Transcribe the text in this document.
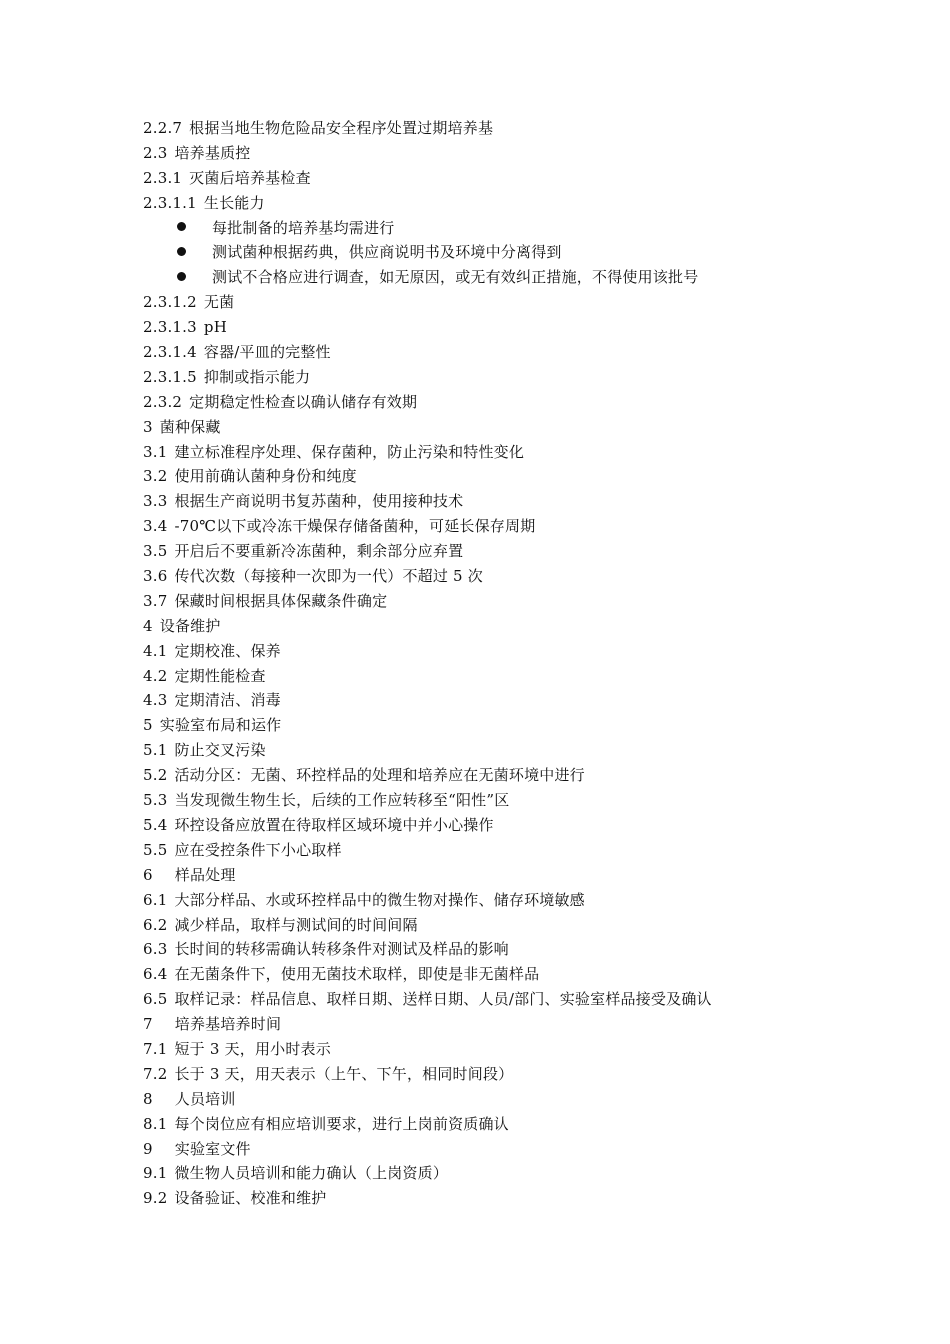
2.2.7 根据当地生物危险品安全程序处置过期培养基
2.3 培养基质控
2.3.1 灭菌后培养基检查
2.3.1.1 生长能力
每批制备的培养基均需进行
测试菌种根据药典，供应商说明书及环境中分离得到
测试不合格应进行调查，如无原因，或无有效纠正措施，不得使用该批号
2.3.1.2 无菌
2.3.1.3 pH
2.3.1.4 容器/平皿的完整性
2.3.1.5 抑制或指示能力
2.3.2 定期稳定性检查以确认储存有效期
3 菌种保藏
3.1 建立标准程序处理、保存菌种，防止污染和特性变化
3.2 使用前确认菌种身份和纯度
3.3 根据生产商说明书复苏菌种，使用接种技术
3.4 -70℃以下或冷冻干燥保存储备菌种，可延长保存周期
3.5 开启后不要重新冷冻菌种，剩余部分应弃置
3.6 传代次数（每接种一次即为一代）不超过 5 次
3.7 保藏时间根据具体保藏条件确定
4 设备维护
4.1 定期校准、保养
4.2 定期性能检查
4.3 定期清洁、消毒
5 实验室布局和运作
5.1 防止交叉污染
5.2 活动分区：无菌、环控样品的处理和培养应在无菌环境中进行
5.3 当发现微生物生长，后续的工作应转移至“阳性”区
5.4 环控设备应放置在待取样区域环境中并小心操作
5.5 应在受控条件下小心取样
6 样品处理
6.1 大部分样品、水或环控样品中的微生物对操作、储存环境敏感
6.2 减少样品，取样与测试间的时间间隔
6.3 长时间的转移需确认转移条件对测试及样品的影响
6.4 在无菌条件下，使用无菌技术取样，即使是非无菌样品
6.5 取样记录：样品信息、取样日期、送样日期、人员/部门、实验室样品接受及确认
7 培养基培养时间
7.1 短于 3 天，用小时表示
7.2 长于 3 天，用天表示（上午、下午，相同时间段）
8 人员培训
8.1 每个岗位应有相应培训要求，进行上岗前资质确认
9 实验室文件
9.1 微生物人员培训和能力确认（上岗资质）
9.2 设备验证、校准和维护
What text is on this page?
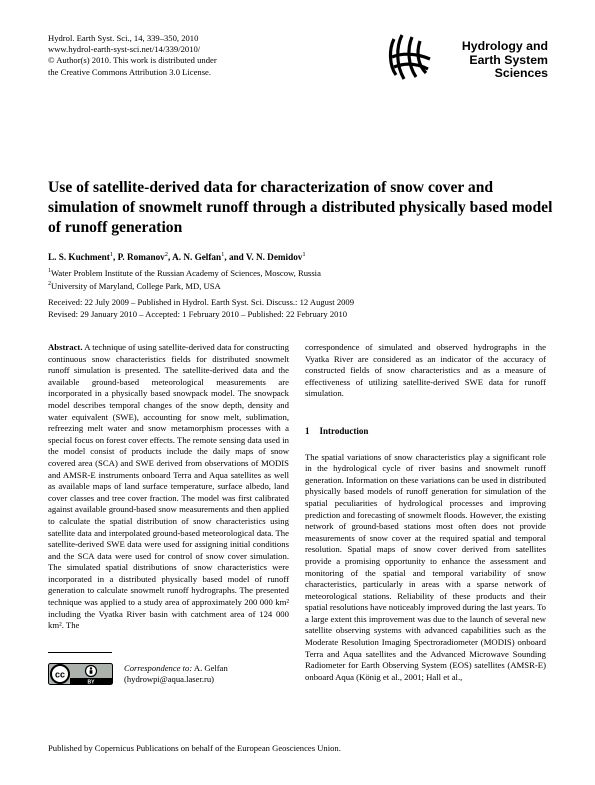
Hydrol. Earth Syst. Sci., 14, 339–350, 2010
www.hydrol-earth-syst-sci.net/14/339/2010/
© Author(s) 2010. This work is distributed under
the Creative Commons Attribution 3.0 License.
Hydrology and
Earth System
Sciences
Use of satellite-derived data for characterization of snow cover and simulation of snowmelt runoff through a distributed physically based model of runoff generation
L. S. Kuchment$^1$, P. Romanov$^2$, A. N. Gelfan$^1$, and V. N. Demidov$^1$
$^1$Water Problem Institute of the Russian Academy of Sciences, Moscow, Russia
$^2$University of Maryland, College Park, MD, USA
Received: 22 July 2009 – Published in Hydrol. Earth Syst. Sci. Discuss.: 12 August 2009
Revised: 29 January 2010 – Accepted: 1 February 2010 – Published: 22 February 2010

Abstract. A technique of using satellite-derived data for constructing continuous snow characteristics fields for distributed snowmelt runoff simulation is presented. The satellite-derived data and the available ground-based meteorological measurements are incorporated in a physically based snowpack model. The snowpack model describes temporal changes of the snow depth, density and water equivalent (SWE), accounting for snow melt, sublimation, refreezing melt water and snow metamorphism processes with a special focus on forest cover effects. The remote sensing data used in the model consist of products include the daily maps of snow covered area (SCA) and SWE derived from observations of MODIS and AMSR-E instruments onboard Terra and Aqua satellites as well as available maps of land surface temperature, surface albedo, land cover classes and tree cover fraction. The model was first calibrated against available ground-based snow measurements and then applied to calculate the spatial distribution of snow characteristics using satellite data and interpolated ground-based meteorological data. The satellite-derived SWE data were used for assigning initial conditions and the SCA data were used for control of snow cover simulation. The simulated spatial distributions of snow characteristics were incorporated in a distributed physically based model of runoff generation to calculate snowmelt runoff hydrographs. The presented technique was applied to a study area of approximately 200 000 km² including the Vyatka River basin with catchment area of 124 000 km². The

correspondence of simulated and observed hydrographs in the Vyatka River are considered as an indicator of the accuracy of constructed fields of snow characteristics and as a measure of effectiveness of utilizing satellite-derived SWE data for runoff simulation.

1 Introduction

The spatial variations of snow characteristics play a significant role in the hydrological cycle of river basins and snowmelt runoff generation. Information on these variations can be used in distributed physically based models of runoff generation for simulation of the spatial peculiarities of hydrological processes and improving prediction and forecasting of snowmelt floods. However, the existing network of ground-based stations most often does not provide measurements of snow cover at the required spatial and temporal resolution. Spatial maps of snow cover derived from satellites provide a promising opportunity to enhance the assessment and monitoring of the spatial and temporal variability of snow characteristics, particularly in areas with a sparse network of meteorological stations. Reliability of these products and their spatial resolutions have noticeably improved during the last years. To a large extent this improvement was due to the launch of several new satellite observing systems with advanced capabilities such as the Moderate Resolution Imaging Spectroradiometer (MODIS) onboard Terra and Aqua satellites and the Advanced Microwave Sounding Radiometer for Earth Observing System (EOS) satellites (AMSR-E) onboard Aqua (König et al., 2001; Hall et al.,

cc
BY
Correspondence to: A. Gelfan
(hydrowpi@aqua.laser.ru)
Published by Copernicus Publications on behalf of the European Geosciences Union.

----------

### TASK TO CARRY OUT
Reproduce the listing word for word and omit its pictures.

### RESPONSE
Transcribe the text in this document.
2.2.7 根据当地生物危险品安全程序处置过期培养基
2.3 培养基质控
2.3.1 灭菌后培养基检查
2.3.1.1 生长能力
每批制备的培养基均需进行
测试菌种根据药典，供应商说明书及环境中分离得到
测试不合格应进行调查，如无原因，或无有效纠正措施，不得使用该批号
2.3.1.2 无菌
2.3.1.3 pH
2.3.1.4 容器/平皿的完整性
2.3.1.5 抑制或指示能力
2.3.2 定期稳定性检查以确认储存有效期
3 菌种保藏
3.1 建立标准程序处理、保存菌种，防止污染和特性变化
3.2 使用前确认菌种身份和纯度
3.3 根据生产商说明书复苏菌种，使用接种技术
3.4 -70℃以下或冷冻干燥保存储备菌种，可延长保存周期
3.5 开启后不要重新冷冻菌种，剩余部分应弃置
3.6 传代次数（每接种一次即为一代）不超过 5 次
3.7 保藏时间根据具体保藏条件确定
4 设备维护
4.1 定期校准、保养
4.2 定期性能检查
4.3 定期清洁、消毒
5 实验室布局和运作
5.1 防止交叉污染
5.2 活动分区：无菌、环控样品的处理和培养应在无菌环境中进行
5.3 当发现微生物生长，后续的工作应转移至“阳性”区
5.4 环控设备应放置在待取样区域环境中并小心操作
5.5 应在受控条件下小心取样
6 样品处理
6.1 大部分样品、水或环控样品中的微生物对操作、储存环境敏感
6.2 减少样品，取样与测试间的时间间隔
6.3 长时间的转移需确认转移条件对测试及样品的影响
6.4 在无菌条件下，使用无菌技术取样，即使是非无菌样品
6.5 取样记录：样品信息、取样日期、送样日期、人员/部门、实验室样品接受及确认
7 培养基培养时间
7.1 短于 3 天，用小时表示
7.2 长于 3 天，用天表示（上午、下午，相同时间段）
8 人员培训
8.1 每个岗位应有相应培训要求，进行上岗前资质确认
9 实验室文件
9.1 微生物人员培训和能力确认（上岗资质）
9.2 设备验证、校准和维护
What text is on this page?
Hydrol. Earth Syst. Sci., 14, 339–350, 2010
www.hydrol-earth-syst-sci.net/14/339/2010/
© Author(s) 2010. This work is distributed under
the Creative Commons Attribution 3.0 License.
Hydrology and
Earth System
Sciences
Use of satellite-derived data for characterization of snow cover and simulation of snowmelt runoff through a distributed physically based model of runoff generation
L. S. Kuchment$^1$, P. Romanov$^2$, A. N. Gelfan$^1$, and V. N. Demidov$^1$
$^1$Water Problem Institute of the Russian Academy of Sciences, Moscow, Russia
$^2$University of Maryland, College Park, MD, USA
Received: 22 July 2009 – Published in Hydrol. Earth Syst. Sci. Discuss.: 12 August 2009
Revised: 29 January 2010 – Accepted: 1 February 2010 – Published: 22 February 2010

Abstract. A technique of using satellite-derived data for constructing continuous snow characteristics fields for distributed snowmelt runoff simulation is presented. The satellite-derived data and the available ground-based meteorological measurements are incorporated in a physically based snowpack model. The snowpack model describes temporal changes of the snow depth, density and water equivalent (SWE), accounting for snow melt, sublimation, refreezing melt water and snow metamorphism processes with a special focus on forest cover effects. The remote sensing data used in the model consist of products include the daily maps of snow covered area (SCA) and SWE derived from observations of MODIS and AMSR-E instruments onboard Terra and Aqua satellites as well as available maps of land surface temperature, surface albedo, land cover classes and tree cover fraction. The model was first calibrated against available ground-based snow measurements and then applied to calculate the spatial distribution of snow characteristics using satellite data and interpolated ground-based meteorological data. The satellite-derived SWE data were used for assigning initial conditions and the SCA data were used for control of snow cover simulation. The simulated spatial distributions of snow characteristics were incorporated in a distributed physically based model of runoff generation to calculate snowmelt runoff hydrographs. The presented technique was applied to a study area of approximately 200 000 km² including the Vyatka River basin with catchment area of 124 000 km². The

correspondence of simulated and observed hydrographs in the Vyatka River are considered as an indicator of the accuracy of constructed fields of snow characteristics and as a measure of effectiveness of utilizing satellite-derived SWE data for runoff simulation.

1 Introduction

The spatial variations of snow characteristics play a significant role in the hydrological cycle of river basins and snowmelt runoff generation. Information on these variations can be used in distributed physically based models of runoff generation for simulation of the spatial peculiarities of hydrological processes and improving prediction and forecasting of snowmelt floods. However, the existing network of ground-based stations most often does not provide measurements of snow cover at the required spatial and temporal resolution. Spatial maps of snow cover derived from satellites provide a promising opportunity to enhance the assessment and monitoring of the spatial and temporal variability of snow characteristics, particularly in areas with a sparse network of meteorological stations. Reliability of these products and their spatial resolutions have noticeably improved during the last years. To a large extent this improvement was due to the launch of several new satellite observing systems with advanced capabilities such as the Moderate Resolution Imaging Spectroradiometer (MODIS) onboard Terra and Aqua satellites and the Advanced Microwave Sounding Radiometer for Earth Observing System (EOS) satellites (AMSR-E) onboard Aqua (König et al., 2001; Hall et al.,

cc
BY
Correspondence to: A. Gelfan
(hydrowpi@aqua.laser.ru)
Published by Copernicus Publications on behalf of the European Geosciences Union.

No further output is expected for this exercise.